Aim of the task:
What lines of the data hold the string "Packet"? Pull each one out.

(Records that describe figures)
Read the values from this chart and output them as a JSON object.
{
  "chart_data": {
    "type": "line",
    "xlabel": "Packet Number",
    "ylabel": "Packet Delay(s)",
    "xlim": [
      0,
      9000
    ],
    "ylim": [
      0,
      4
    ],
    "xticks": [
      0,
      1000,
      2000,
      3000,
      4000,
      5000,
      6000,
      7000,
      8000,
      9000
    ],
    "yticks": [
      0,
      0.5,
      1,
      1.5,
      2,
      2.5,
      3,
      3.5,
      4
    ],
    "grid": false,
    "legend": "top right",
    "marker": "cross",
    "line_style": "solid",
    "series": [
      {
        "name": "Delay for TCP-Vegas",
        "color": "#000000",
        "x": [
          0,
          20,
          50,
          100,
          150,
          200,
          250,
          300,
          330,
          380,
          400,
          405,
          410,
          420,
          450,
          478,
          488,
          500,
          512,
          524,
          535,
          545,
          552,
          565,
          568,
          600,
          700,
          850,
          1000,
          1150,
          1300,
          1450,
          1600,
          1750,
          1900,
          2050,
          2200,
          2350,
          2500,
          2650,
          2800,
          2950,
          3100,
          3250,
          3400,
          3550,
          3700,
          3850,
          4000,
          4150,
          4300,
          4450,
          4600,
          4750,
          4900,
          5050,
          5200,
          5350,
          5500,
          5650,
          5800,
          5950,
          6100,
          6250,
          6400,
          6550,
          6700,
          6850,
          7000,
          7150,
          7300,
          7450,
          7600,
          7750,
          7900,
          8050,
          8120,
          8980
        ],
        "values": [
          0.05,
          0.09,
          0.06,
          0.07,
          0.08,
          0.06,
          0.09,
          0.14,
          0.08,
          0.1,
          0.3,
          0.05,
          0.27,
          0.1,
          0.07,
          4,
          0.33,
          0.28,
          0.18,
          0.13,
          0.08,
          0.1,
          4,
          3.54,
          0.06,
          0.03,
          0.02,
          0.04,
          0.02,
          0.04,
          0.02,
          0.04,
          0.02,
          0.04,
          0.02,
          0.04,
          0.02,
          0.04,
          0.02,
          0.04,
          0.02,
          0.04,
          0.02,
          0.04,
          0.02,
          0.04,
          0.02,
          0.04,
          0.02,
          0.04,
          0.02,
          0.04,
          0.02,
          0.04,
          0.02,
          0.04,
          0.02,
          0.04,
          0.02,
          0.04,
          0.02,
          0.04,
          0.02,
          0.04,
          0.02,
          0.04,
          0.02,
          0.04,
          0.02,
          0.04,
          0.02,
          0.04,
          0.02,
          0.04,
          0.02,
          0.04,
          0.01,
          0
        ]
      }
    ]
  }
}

Written reply:
    "xlabel": "Packet Number",
    "ylabel": "Packet Delay(s)",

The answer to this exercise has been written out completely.